[Structured figure records]

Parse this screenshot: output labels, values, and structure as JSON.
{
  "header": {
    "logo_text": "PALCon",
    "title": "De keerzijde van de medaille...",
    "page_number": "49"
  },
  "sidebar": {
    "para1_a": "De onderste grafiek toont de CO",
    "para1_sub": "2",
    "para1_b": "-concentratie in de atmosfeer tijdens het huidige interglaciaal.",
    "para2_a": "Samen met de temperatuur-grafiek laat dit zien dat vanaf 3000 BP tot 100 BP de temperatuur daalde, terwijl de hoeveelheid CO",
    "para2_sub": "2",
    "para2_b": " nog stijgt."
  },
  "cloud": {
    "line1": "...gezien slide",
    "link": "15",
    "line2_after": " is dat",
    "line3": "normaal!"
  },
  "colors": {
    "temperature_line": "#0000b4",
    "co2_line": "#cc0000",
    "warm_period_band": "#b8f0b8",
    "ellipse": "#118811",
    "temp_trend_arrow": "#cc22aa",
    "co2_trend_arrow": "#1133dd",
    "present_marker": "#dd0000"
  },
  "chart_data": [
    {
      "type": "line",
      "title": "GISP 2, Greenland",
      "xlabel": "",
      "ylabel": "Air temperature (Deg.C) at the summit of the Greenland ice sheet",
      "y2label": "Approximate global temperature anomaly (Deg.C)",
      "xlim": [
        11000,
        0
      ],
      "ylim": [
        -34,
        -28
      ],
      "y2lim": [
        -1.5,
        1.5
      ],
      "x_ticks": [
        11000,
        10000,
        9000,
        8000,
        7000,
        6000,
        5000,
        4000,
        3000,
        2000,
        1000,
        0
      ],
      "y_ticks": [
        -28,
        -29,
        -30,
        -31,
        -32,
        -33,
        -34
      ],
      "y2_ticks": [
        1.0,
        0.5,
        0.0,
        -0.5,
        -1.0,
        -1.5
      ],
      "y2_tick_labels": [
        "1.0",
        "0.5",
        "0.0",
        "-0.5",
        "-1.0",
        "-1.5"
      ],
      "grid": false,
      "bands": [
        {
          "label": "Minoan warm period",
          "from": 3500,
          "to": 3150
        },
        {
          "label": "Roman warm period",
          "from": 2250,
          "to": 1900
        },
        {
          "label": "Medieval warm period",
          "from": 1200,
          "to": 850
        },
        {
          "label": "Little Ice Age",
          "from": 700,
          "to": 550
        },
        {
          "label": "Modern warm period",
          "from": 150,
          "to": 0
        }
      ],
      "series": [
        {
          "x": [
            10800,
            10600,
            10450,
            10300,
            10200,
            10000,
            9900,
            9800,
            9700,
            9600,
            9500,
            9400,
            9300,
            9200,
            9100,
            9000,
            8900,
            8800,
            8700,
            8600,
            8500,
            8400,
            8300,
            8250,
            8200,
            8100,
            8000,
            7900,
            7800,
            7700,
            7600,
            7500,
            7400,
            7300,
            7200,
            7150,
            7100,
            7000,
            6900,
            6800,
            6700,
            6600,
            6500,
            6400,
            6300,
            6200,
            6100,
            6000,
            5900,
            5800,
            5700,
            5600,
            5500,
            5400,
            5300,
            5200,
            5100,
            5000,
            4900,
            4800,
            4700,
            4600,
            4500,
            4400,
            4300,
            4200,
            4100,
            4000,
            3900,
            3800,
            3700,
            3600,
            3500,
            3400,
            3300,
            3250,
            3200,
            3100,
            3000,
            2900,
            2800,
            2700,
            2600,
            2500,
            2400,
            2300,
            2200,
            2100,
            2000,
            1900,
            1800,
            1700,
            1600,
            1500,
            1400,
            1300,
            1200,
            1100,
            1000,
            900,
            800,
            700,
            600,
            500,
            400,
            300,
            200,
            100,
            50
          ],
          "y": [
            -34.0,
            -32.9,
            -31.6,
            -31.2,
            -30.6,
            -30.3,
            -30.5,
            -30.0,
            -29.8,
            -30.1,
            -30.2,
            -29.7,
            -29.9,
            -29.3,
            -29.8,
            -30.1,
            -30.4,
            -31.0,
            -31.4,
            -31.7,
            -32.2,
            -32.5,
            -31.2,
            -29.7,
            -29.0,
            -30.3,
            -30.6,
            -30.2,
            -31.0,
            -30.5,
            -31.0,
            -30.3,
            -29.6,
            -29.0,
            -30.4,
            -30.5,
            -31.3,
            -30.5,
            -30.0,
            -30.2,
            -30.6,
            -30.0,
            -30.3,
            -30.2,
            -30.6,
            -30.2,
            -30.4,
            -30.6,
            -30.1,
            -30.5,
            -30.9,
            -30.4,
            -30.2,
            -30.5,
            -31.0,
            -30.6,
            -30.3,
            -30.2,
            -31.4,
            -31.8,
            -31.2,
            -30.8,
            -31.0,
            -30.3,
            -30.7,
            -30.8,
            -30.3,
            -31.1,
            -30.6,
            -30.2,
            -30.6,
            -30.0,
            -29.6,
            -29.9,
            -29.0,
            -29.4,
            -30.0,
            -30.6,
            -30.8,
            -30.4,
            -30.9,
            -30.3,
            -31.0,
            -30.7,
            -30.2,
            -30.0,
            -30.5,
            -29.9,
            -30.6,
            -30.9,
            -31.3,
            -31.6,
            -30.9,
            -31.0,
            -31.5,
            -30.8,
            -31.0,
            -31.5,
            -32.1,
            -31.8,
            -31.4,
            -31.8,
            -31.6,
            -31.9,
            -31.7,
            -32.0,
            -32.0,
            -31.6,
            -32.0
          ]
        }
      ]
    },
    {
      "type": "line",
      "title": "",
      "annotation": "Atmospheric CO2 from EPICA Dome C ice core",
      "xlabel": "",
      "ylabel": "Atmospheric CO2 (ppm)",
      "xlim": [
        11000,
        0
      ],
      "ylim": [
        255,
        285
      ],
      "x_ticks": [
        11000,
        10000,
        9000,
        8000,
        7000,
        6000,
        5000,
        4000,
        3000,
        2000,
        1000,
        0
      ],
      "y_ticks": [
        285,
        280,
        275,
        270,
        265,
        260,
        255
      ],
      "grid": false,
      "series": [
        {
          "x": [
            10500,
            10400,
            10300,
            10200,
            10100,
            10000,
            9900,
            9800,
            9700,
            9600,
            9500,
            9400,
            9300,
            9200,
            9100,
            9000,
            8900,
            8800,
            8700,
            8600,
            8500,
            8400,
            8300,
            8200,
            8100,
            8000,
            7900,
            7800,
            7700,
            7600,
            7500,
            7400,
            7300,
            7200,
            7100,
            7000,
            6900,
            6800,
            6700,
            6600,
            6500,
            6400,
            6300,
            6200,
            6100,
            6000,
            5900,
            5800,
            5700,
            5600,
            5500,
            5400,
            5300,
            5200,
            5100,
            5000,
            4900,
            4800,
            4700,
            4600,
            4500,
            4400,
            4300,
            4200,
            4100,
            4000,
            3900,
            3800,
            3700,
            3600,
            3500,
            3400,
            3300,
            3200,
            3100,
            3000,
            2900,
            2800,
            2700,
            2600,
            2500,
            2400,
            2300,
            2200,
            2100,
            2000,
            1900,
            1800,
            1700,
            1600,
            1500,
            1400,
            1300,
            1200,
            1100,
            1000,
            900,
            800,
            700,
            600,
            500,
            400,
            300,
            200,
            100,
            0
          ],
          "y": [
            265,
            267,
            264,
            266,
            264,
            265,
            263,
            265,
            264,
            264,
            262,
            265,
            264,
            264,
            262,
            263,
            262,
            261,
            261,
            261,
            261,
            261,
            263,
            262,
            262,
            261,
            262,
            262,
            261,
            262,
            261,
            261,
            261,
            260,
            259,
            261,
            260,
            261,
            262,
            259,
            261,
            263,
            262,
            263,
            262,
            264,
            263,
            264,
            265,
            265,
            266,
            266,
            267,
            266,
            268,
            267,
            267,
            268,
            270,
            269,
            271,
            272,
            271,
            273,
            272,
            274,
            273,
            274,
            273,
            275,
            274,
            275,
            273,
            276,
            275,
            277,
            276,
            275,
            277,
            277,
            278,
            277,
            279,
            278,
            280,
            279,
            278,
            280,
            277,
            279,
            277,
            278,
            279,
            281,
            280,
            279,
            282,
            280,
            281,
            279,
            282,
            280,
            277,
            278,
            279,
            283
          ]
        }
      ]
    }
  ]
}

- **EXERCISE DETAILS**: Your answer should be a single number: the count of lines holding the word "title".

- **EXERCISE RESPONSE**: 3